#### Goal:
Each line containing the word "Simple" should be found and copied.

━━━━━━━━━━

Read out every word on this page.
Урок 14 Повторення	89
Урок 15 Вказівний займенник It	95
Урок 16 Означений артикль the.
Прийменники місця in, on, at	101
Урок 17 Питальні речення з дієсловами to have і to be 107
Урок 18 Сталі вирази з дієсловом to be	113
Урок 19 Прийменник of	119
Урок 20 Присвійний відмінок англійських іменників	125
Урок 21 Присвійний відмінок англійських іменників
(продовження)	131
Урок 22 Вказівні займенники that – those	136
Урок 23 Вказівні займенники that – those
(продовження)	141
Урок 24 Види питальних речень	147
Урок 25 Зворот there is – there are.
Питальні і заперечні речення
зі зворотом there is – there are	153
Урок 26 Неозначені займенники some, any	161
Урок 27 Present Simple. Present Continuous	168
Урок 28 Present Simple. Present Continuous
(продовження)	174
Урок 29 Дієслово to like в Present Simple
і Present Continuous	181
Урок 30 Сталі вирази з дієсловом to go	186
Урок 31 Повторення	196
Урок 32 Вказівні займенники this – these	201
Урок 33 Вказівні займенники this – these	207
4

━━━━━━━━━━

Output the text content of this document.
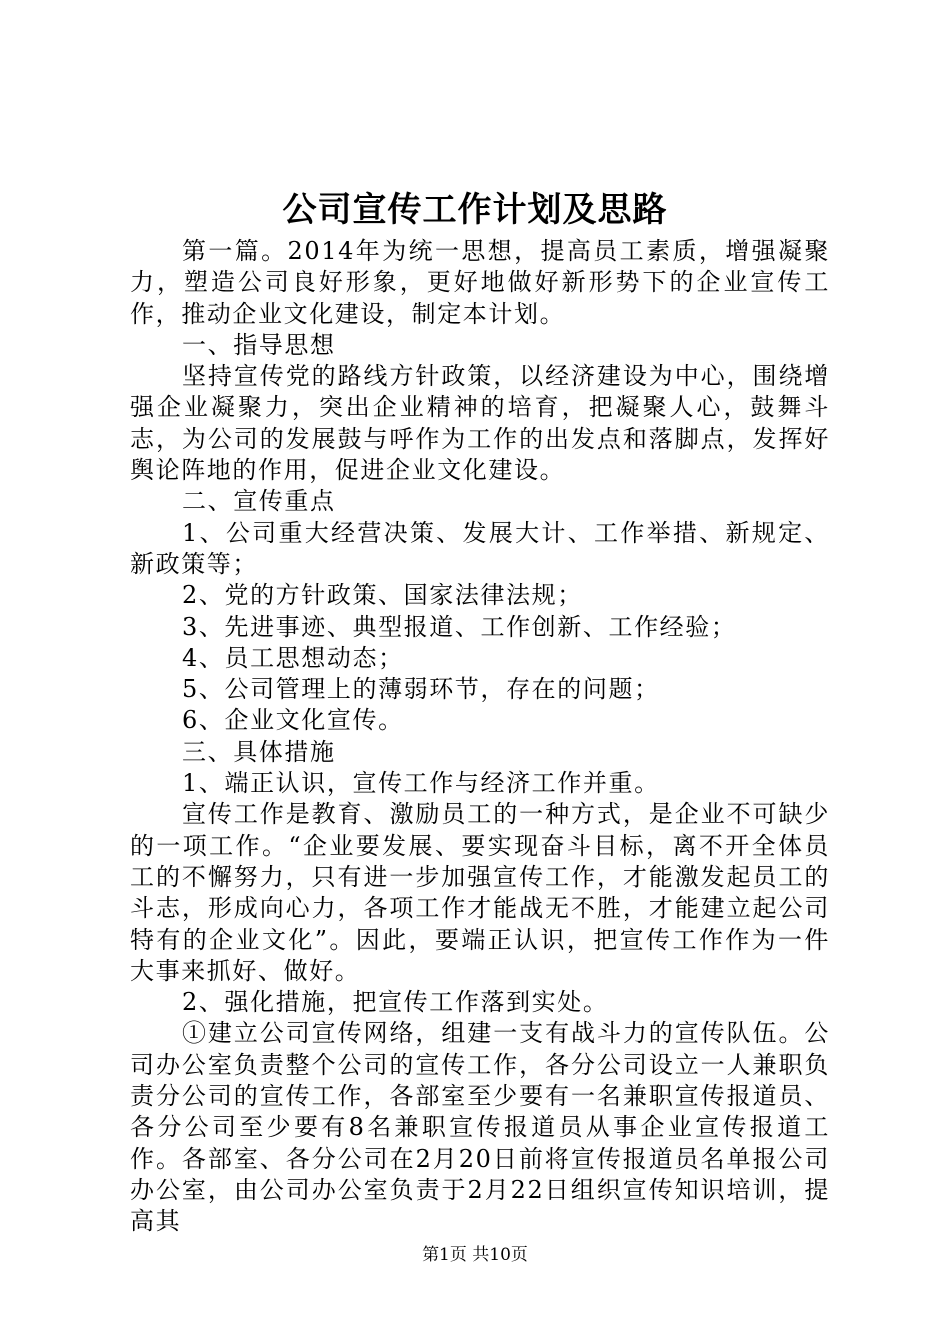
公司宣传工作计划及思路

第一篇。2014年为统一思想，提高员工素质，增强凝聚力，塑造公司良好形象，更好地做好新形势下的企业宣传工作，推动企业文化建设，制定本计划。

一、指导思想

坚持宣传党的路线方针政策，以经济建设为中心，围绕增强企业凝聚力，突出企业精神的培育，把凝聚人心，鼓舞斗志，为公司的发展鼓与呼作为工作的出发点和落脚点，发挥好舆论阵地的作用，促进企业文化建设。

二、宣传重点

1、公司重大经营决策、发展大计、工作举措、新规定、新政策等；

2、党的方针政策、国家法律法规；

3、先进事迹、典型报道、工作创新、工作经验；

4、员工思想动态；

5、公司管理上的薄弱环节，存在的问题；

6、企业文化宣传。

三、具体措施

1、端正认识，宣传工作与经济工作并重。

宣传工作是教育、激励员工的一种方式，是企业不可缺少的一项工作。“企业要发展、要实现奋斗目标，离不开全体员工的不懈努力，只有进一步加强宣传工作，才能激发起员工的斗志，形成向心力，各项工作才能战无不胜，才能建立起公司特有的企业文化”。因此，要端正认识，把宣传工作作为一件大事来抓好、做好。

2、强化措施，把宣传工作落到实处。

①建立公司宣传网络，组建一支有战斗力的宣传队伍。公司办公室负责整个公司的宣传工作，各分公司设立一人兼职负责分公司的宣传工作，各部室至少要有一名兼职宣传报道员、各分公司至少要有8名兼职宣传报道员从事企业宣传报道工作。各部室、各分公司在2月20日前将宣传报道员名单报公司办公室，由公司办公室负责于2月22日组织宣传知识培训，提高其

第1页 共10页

━━━━━━━━━━

#### Answer to the exercise:
Урок 27 Present Simple. Present Continuous	168
Урок 28 Present Simple. Present Continuous
Урок 29 Дієслово to like в Present Simple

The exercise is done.